=== DATA PROVIDED ===
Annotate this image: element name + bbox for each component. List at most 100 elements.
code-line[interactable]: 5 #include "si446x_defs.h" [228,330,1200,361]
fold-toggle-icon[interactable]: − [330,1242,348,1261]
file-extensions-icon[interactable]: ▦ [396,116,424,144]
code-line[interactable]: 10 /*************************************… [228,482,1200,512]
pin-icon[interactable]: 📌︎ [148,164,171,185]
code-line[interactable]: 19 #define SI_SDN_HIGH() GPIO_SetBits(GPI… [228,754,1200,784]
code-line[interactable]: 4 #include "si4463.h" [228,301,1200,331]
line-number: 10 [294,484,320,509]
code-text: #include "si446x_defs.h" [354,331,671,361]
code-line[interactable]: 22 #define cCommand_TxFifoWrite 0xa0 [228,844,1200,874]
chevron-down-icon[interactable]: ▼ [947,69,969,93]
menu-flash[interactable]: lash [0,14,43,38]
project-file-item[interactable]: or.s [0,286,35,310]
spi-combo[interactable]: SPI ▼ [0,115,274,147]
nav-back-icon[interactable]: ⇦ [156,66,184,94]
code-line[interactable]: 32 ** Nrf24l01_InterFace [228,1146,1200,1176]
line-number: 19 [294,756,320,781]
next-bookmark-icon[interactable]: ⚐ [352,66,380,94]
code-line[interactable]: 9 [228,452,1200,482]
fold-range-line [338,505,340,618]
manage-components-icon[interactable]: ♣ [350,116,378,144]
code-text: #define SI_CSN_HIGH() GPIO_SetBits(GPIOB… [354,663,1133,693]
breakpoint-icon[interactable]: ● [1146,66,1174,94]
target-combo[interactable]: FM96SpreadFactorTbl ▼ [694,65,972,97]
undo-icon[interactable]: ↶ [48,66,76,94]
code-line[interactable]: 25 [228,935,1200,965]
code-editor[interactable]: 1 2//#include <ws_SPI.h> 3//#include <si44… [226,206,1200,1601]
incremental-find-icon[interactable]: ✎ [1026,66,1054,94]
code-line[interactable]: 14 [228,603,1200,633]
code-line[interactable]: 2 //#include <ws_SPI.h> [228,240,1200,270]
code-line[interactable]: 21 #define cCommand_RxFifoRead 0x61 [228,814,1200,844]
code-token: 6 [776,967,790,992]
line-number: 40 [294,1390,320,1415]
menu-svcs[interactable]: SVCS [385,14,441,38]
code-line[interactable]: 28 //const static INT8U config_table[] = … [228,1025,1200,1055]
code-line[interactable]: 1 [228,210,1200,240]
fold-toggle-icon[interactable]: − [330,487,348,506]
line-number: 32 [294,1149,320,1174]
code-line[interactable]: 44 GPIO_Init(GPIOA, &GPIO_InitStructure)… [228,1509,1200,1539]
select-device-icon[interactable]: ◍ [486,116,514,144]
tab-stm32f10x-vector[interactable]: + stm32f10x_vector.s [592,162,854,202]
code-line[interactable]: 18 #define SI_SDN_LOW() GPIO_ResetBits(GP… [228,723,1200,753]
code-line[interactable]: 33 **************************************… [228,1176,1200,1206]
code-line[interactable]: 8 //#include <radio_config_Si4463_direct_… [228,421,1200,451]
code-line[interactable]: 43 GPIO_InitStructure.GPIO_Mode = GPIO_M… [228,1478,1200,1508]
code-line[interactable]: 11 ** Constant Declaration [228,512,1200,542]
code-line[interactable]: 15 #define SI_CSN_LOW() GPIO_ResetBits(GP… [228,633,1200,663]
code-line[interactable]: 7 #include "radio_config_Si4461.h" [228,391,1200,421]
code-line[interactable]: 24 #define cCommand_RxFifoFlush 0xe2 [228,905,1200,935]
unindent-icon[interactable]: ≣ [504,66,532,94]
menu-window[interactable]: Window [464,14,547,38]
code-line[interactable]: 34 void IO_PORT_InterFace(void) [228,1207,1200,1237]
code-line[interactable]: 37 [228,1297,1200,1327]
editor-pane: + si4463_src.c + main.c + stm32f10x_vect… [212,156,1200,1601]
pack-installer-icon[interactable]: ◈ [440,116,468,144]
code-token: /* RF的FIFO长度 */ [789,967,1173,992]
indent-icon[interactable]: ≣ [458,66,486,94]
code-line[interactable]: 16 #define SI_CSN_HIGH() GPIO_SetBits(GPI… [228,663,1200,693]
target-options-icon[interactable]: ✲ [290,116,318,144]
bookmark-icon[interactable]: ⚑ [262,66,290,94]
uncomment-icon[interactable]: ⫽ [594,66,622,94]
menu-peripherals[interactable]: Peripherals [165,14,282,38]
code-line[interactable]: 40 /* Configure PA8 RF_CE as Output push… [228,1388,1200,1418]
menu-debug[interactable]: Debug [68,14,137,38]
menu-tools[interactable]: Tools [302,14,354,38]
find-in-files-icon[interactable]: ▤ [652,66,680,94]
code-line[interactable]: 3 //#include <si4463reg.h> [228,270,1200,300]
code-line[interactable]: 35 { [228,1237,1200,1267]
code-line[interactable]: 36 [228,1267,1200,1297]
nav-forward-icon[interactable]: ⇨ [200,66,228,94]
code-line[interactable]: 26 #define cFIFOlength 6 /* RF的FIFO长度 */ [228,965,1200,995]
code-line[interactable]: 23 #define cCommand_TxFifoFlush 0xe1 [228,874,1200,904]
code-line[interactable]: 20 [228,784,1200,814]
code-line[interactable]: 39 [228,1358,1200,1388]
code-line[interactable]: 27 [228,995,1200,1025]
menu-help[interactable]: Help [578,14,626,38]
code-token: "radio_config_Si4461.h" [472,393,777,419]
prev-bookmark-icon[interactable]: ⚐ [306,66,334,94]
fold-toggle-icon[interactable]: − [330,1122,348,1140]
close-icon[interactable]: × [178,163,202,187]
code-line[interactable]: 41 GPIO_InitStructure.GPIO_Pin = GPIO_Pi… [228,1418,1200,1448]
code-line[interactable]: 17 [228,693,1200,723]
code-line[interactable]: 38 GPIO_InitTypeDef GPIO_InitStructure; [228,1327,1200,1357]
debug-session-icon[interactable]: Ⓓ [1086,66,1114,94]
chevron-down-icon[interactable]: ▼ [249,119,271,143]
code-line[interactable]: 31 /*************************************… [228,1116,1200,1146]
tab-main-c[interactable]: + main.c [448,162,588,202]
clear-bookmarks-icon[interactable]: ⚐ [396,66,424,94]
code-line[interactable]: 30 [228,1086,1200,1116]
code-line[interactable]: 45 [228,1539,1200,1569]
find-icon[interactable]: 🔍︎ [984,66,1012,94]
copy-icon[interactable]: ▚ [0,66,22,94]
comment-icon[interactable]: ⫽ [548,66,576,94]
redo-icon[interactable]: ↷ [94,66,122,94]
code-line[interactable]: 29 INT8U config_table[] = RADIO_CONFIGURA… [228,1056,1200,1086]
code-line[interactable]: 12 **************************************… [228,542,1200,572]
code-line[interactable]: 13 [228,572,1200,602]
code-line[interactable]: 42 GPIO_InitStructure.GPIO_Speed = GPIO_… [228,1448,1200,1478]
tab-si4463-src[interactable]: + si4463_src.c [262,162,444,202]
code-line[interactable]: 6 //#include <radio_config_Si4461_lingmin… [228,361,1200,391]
===
PROBLEM STATEMENT |
Please copy the items above word for word, with nothing changed.

SOLVED EXERCISE |
Annotate this image: element name + bbox for each component. List at most 100 elements.
code-line[interactable]: 5 #include "si446x_defs.h" [228,330,1200,361]
fold-toggle-icon[interactable]: − [330,1242,348,1261]
file-extensions-icon[interactable]: ▦ [396,116,424,144]
code-line[interactable]: 10 /*************************************… [228,482,1200,512]
pin-icon[interactable]: 📌︎ [148,164,171,185]
code-line[interactable]: 19 #define SI_SDN_HIGH() GPIO_SetBits(GPI… [228,754,1200,784]
code-line[interactable]: 4 #include "si4463.h" [228,301,1200,331]
line-number: 10 [294,484,320,509]
code-text: #include "si446x_defs.h" [354,331,671,361]
code-line[interactable]: 22 #define cCommand_TxFifoWrite 0xa0 [228,844,1200,874]
chevron-down-icon[interactable]: ▼ [947,69,969,93]
menu-flash[interactable]: lash [0,14,43,38]
project-file-item[interactable]: or.s [0,286,35,310]
spi-combo[interactable]: SPI ▼ [0,115,274,147]
nav-back-icon[interactable]: ⇦ [156,66,184,94]
code-line[interactable]: 32 ** Nrf24l01_InterFace [228,1146,1200,1176]
line-number: 19 [294,756,320,781]
next-bookmark-icon[interactable]: ⚐ [352,66,380,94]
code-line[interactable]: 9 [228,452,1200,482]
fold-range-line [338,505,340,618]
manage-components-icon[interactable]: ♣ [350,116,378,144]
code-text: #define SI_CSN_HIGH() GPIO_SetBits(GPIOB… [354,663,1133,693]
breakpoint-icon[interactable]: ● [1146,66,1174,94]
target-combo[interactable]: FM96SpreadFactorTbl ▼ [694,65,972,97]
undo-icon[interactable]: ↶ [48,66,76,94]
code-line[interactable]: 25 [228,935,1200,965]
code-editor[interactable]: 1 2//#include <ws_SPI.h> 3//#include <si44… [226,206,1200,1601]
incremental-find-icon[interactable]: ✎ [1026,66,1054,94]
code-line[interactable]: 14 [228,603,1200,633]
code-line[interactable]: 2 //#include <ws_SPI.h> [228,240,1200,270]
code-line[interactable]: 21 #define cCommand_RxFifoRead 0x61 [228,814,1200,844]
code-token: 6 [776,967,790,992]
line-number: 40 [294,1390,320,1415]
menu-svcs[interactable]: SVCS [385,14,441,38]
code-line[interactable]: 28 //const static INT8U config_table[] = … [228,1025,1200,1055]
code-line[interactable]: 1 [228,210,1200,240]
fold-toggle-icon[interactable]: − [330,487,348,506]
line-number: 32 [294,1149,320,1174]
code-line[interactable]: 44 GPIO_Init(GPIOA, &GPIO_InitStructure)… [228,1509,1200,1539]
select-device-icon[interactable]: ◍ [486,116,514,144]
tab-stm32f10x-vector[interactable]: + stm32f10x_vector.s [592,162,854,202]
code-line[interactable]: 18 #define SI_SDN_LOW() GPIO_ResetBits(GP… [228,723,1200,753]
code-line[interactable]: 33 **************************************… [228,1176,1200,1206]
code-line[interactable]: 8 //#include <radio_config_Si4463_direct_… [228,421,1200,451]
code-line[interactable]: 43 GPIO_InitStructure.GPIO_Mode = GPIO_M… [228,1478,1200,1508]
code-line[interactable]: 11 ** Constant Declaration [228,512,1200,542]
code-line[interactable]: 15 #define SI_CSN_LOW() GPIO_ResetBits(GP… [228,633,1200,663]
code-line[interactable]: 7 #include "radio_config_Si4461.h" [228,391,1200,421]
code-line[interactable]: 24 #define cCommand_RxFifoFlush 0xe2 [228,905,1200,935]
unindent-icon[interactable]: ≣ [504,66,532,94]
menu-window[interactable]: Window [464,14,547,38]
code-line[interactable]: 34 void IO_PORT_InterFace(void) [228,1207,1200,1237]
code-line[interactable]: 37 [228,1297,1200,1327]
editor-pane: + si4463_src.c + main.c + stm32f10x_vect… [212,156,1200,1601]
pack-installer-icon[interactable]: ◈ [440,116,468,144]
code-token: /* RF的FIFO长度 */ [789,967,1173,992]
indent-icon[interactable]: ≣ [458,66,486,94]
code-line[interactable]: 16 #define SI_CSN_HIGH() GPIO_SetBits(GPI… [228,663,1200,693]
target-options-icon[interactable]: ✲ [290,116,318,144]
bookmark-icon[interactable]: ⚑ [262,66,290,94]
uncomment-icon[interactable]: ⫽ [594,66,622,94]
menu-peripherals[interactable]: Peripherals [165,14,282,38]
code-line[interactable]: 40 /* Configure PA8 RF_CE as Output push… [228,1388,1200,1418]
menu-debug[interactable]: Debug [68,14,137,38]
menu-tools[interactable]: Tools [302,14,354,38]
find-in-files-icon[interactable]: ▤ [652,66,680,94]
code-line[interactable]: 3 //#include <si4463reg.h> [228,270,1200,300]
code-line[interactable]: 35 { [228,1237,1200,1267]
code-line[interactable]: 36 [228,1267,1200,1297]
nav-forward-icon[interactable]: ⇨ [200,66,228,94]
code-line[interactable]: 26 #define cFIFOlength 6 /* RF的FIFO长度 */ [228,965,1200,995]
code-line[interactable]: 23 #define cCommand_TxFifoFlush 0xe1 [228,874,1200,904]
code-line[interactable]: 20 [228,784,1200,814]
code-line[interactable]: 39 [228,1358,1200,1388]
code-line[interactable]: 27 [228,995,1200,1025]
menu-help[interactable]: Help [578,14,626,38]
code-token: "radio_config_Si4461.h" [472,393,777,419]
prev-bookmark-icon[interactable]: ⚐ [306,66,334,94]
fold-toggle-icon[interactable]: − [330,1122,348,1140]
close-icon[interactable]: × [178,163,202,187]
code-line[interactable]: 41 GPIO_InitStructure.GPIO_Pin = GPIO_Pi… [228,1418,1200,1448]
code-line[interactable]: 17 [228,693,1200,723]
code-line[interactable]: 38 GPIO_InitTypeDef GPIO_InitStructure; [228,1327,1200,1357]
debug-session-icon[interactable]: Ⓓ [1086,66,1114,94]
chevron-down-icon[interactable]: ▼ [249,119,271,143]
code-line[interactable]: 31 /*************************************… [228,1116,1200,1146]
tab-main-c[interactable]: + main.c [448,162,588,202]
clear-bookmarks-icon[interactable]: ⚐ [396,66,424,94]
code-line[interactable]: 30 [228,1086,1200,1116]
code-line[interactable]: 45 [228,1539,1200,1569]
find-icon[interactable]: 🔍︎ [984,66,1012,94]
copy-icon[interactable]: ▚ [0,66,22,94]
comment-icon[interactable]: ⫽ [548,66,576,94]
redo-icon[interactable]: ↷ [94,66,122,94]
code-line[interactable]: 29 INT8U config_table[] = RADIO_CONFIGURA… [228,1056,1200,1086]
code-line[interactable]: 12 **************************************… [228,542,1200,572]
code-line[interactable]: 13 [228,572,1200,602]
code-line[interactable]: 42 GPIO_InitStructure.GPIO_Speed = GPIO_… [228,1448,1200,1478]
tab-si4463-src[interactable]: + si4463_src.c [262,162,444,202]
code-line[interactable]: 6 //#include <radio_config_Si4461_lingmin… [228,361,1200,391]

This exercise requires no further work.